How many lines in the entries below contain "linux"? Answer with the number only.

- **Records for this task**
[Begin]

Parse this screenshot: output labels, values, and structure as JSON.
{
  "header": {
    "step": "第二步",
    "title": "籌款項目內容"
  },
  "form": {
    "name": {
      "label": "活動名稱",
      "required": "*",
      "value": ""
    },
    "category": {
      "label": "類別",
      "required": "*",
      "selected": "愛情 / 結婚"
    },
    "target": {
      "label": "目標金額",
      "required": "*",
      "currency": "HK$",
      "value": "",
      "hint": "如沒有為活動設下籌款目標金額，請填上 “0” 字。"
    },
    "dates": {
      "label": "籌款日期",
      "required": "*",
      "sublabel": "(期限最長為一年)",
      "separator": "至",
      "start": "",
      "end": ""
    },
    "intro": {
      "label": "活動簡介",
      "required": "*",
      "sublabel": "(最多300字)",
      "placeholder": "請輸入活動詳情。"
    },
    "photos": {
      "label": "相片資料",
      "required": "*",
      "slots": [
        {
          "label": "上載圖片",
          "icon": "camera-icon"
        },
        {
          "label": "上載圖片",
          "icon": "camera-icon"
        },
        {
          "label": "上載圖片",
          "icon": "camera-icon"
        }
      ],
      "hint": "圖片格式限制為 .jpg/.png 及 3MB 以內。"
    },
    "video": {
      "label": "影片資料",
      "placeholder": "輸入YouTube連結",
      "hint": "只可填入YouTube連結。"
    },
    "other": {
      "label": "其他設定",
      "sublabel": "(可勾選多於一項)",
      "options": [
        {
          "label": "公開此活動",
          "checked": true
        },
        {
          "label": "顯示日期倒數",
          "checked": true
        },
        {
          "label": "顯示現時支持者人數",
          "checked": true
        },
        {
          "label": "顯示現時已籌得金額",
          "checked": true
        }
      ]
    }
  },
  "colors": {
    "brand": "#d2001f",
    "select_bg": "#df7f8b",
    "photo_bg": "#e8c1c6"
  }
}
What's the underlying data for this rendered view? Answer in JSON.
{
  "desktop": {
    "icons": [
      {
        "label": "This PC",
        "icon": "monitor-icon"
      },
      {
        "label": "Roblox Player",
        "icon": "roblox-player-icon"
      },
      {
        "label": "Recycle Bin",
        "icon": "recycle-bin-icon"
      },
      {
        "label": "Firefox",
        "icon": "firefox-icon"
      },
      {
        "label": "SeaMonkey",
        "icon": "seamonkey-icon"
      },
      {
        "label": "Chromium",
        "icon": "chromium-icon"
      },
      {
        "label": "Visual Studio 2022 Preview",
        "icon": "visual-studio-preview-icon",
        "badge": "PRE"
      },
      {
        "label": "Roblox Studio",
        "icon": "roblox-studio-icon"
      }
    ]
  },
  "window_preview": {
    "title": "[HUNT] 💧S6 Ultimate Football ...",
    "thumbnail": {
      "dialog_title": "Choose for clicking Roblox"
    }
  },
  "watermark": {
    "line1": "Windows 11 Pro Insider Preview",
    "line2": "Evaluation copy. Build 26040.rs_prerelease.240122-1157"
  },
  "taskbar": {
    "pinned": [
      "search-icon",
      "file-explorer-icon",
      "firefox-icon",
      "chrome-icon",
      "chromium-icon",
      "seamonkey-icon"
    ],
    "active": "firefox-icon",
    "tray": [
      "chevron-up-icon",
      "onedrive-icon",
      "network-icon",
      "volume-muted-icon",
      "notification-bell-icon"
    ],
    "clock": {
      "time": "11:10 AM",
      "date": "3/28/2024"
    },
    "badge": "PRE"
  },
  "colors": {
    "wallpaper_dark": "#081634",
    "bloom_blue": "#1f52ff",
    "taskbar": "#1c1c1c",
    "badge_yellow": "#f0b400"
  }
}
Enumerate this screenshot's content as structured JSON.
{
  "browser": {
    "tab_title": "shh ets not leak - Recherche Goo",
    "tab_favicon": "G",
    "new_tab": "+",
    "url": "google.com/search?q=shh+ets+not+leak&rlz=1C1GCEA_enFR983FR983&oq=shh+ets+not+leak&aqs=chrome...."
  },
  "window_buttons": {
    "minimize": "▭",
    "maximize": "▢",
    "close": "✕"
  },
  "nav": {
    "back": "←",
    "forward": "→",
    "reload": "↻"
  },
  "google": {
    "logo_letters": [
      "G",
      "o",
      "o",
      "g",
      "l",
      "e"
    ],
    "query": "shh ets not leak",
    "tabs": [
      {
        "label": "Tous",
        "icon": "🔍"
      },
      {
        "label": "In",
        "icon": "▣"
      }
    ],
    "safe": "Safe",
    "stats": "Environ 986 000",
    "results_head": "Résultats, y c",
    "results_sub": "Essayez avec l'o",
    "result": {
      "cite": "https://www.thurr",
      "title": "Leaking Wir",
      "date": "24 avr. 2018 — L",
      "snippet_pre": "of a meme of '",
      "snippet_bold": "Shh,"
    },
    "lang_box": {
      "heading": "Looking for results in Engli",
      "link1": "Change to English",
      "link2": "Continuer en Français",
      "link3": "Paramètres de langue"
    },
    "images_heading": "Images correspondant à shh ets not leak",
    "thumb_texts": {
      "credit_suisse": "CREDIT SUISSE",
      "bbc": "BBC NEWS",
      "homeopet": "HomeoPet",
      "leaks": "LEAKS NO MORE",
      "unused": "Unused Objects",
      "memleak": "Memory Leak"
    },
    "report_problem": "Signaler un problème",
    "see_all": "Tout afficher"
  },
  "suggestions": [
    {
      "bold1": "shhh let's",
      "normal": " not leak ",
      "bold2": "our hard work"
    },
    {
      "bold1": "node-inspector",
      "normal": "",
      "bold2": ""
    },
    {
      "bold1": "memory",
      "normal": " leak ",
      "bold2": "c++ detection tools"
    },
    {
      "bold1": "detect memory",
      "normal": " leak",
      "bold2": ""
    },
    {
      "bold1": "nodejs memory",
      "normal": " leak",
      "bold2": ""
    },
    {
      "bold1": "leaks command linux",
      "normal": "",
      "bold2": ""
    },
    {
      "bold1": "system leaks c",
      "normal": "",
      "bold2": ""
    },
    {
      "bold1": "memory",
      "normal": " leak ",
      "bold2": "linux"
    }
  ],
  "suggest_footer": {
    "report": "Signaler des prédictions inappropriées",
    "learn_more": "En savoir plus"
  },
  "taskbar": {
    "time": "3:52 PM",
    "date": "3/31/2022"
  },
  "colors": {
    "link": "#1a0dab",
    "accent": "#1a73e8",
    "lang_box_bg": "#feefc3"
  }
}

[End]

- **Result below**
2